Can you convert the entries into a numbered list, running from the start of the entries through the line that contains "y-tick-label: 0.03 bbox=[79, 530, 127, 560]", both ends included, and leaving out any blank lines?

Stored data entries:
┄┄┄┄┄┄┄┄┄┄
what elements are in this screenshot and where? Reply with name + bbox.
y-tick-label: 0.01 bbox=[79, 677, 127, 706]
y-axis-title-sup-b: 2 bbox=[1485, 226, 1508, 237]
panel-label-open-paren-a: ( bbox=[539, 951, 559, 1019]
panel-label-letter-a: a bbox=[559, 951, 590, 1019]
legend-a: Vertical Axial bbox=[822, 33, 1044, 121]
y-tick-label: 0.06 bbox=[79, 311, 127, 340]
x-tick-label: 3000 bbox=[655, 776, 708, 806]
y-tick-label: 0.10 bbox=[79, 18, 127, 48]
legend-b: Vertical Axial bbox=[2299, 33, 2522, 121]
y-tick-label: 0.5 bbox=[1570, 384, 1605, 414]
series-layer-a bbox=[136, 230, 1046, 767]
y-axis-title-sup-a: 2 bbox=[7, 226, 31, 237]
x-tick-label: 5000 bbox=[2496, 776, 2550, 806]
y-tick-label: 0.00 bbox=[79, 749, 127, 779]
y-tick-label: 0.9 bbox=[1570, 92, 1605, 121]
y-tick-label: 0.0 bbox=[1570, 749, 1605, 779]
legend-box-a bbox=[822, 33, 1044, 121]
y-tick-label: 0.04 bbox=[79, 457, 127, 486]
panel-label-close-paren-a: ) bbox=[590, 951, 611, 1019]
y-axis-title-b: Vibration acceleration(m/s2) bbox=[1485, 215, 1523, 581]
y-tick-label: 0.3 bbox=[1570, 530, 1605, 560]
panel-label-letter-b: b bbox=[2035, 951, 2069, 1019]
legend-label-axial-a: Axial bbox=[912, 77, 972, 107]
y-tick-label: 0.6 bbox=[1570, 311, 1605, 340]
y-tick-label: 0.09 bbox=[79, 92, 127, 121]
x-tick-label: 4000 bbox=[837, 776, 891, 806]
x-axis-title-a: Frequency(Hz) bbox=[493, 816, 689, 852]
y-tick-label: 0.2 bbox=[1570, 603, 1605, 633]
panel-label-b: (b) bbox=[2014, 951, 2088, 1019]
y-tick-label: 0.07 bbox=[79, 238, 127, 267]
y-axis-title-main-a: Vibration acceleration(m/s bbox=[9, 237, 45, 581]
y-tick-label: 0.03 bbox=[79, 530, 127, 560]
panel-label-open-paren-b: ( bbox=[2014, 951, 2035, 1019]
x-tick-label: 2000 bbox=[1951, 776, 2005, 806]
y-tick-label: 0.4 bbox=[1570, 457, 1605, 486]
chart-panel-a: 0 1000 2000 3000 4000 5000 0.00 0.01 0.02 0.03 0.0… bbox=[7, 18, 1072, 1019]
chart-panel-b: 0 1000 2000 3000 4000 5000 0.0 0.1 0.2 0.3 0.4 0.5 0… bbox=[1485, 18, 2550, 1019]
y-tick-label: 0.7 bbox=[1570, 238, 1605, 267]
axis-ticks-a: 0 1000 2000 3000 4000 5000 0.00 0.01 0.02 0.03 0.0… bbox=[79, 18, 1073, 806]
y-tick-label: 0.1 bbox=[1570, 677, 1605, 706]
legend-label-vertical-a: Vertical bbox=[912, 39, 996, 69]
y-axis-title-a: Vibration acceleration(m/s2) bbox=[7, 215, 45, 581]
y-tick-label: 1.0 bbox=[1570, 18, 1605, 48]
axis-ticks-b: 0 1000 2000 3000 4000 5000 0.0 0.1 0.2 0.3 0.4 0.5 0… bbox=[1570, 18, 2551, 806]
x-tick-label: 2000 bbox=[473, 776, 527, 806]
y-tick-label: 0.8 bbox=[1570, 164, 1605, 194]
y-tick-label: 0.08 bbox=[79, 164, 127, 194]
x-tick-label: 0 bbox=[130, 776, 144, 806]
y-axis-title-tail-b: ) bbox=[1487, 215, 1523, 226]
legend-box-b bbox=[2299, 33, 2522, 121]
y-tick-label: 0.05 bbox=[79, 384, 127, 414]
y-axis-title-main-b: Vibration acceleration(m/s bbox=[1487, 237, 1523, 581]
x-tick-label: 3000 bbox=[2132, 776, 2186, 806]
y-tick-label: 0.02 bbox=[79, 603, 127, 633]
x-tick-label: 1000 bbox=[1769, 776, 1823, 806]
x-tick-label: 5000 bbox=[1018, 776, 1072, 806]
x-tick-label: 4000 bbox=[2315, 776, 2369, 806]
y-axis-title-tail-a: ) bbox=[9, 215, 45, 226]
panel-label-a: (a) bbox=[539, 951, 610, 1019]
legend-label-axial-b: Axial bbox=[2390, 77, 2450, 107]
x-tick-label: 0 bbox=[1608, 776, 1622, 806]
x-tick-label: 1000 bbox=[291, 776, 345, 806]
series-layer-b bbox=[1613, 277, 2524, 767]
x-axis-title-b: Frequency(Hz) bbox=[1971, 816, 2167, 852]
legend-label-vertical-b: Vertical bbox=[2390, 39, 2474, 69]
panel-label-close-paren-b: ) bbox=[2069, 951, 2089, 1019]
┄┄┄┄┄┄┄┄┄┄
Full solution.
1. what elements are in this screenshot and where? Reply with name + bbox.
2. y-tick-label: 0.01 bbox=[79, 677, 127, 706]
3. y-axis-title-sup-b: 2 bbox=[1485, 226, 1508, 237]
4. panel-label-open-paren-a: ( bbox=[539, 951, 559, 1019]
5. panel-label-letter-a: a bbox=[559, 951, 590, 1019]
6. legend-a: Vertical Axial bbox=[822, 33, 1044, 121]
7. y-tick-label: 0.06 bbox=[79, 311, 127, 340]
8. x-tick-label: 3000 bbox=[655, 776, 708, 806]
9. y-tick-label: 0.10 bbox=[79, 18, 127, 48]
10. legend-b: Vertical Axial bbox=[2299, 33, 2522, 121]
11. y-tick-label: 0.5 bbox=[1570, 384, 1605, 414]
12. series-layer-a bbox=[136, 230, 1046, 767]
13. y-axis-title-sup-a: 2 bbox=[7, 226, 31, 237]
14. x-tick-label: 5000 bbox=[2496, 776, 2550, 806]
15. y-tick-label: 0.00 bbox=[79, 749, 127, 779]
16. y-tick-label: 0.9 bbox=[1570, 92, 1605, 121]
17. y-tick-label: 0.0 bbox=[1570, 749, 1605, 779]
18. legend-box-a bbox=[822, 33, 1044, 121]
19. y-tick-label: 0.04 bbox=[79, 457, 127, 486]
20. panel-label-close-paren-a: ) bbox=[590, 951, 611, 1019]
21. y-axis-title-b: Vibration acceleration(m/s2) bbox=[1485, 215, 1523, 581]
22. y-tick-label: 0.3 bbox=[1570, 530, 1605, 560]
23. panel-label-letter-b: b bbox=[2035, 951, 2069, 1019]
24. legend-label-axial-a: Axial bbox=[912, 77, 972, 107]
25. y-tick-label: 0.6 bbox=[1570, 311, 1605, 340]
26. y-tick-label: 0.09 bbox=[79, 92, 127, 121]
27. x-tick-label: 4000 bbox=[837, 776, 891, 806]
28. x-axis-title-a: Frequency(Hz) bbox=[493, 816, 689, 852]
29. y-tick-label: 0.2 bbox=[1570, 603, 1605, 633]
30. panel-label-b: (b) bbox=[2014, 951, 2088, 1019]
31. y-tick-label: 0.07 bbox=[79, 238, 127, 267]
32. y-axis-title-main-a: Vibration acceleration(m/s bbox=[9, 237, 45, 581]
33. y-tick-label: 0.03 bbox=[79, 530, 127, 560]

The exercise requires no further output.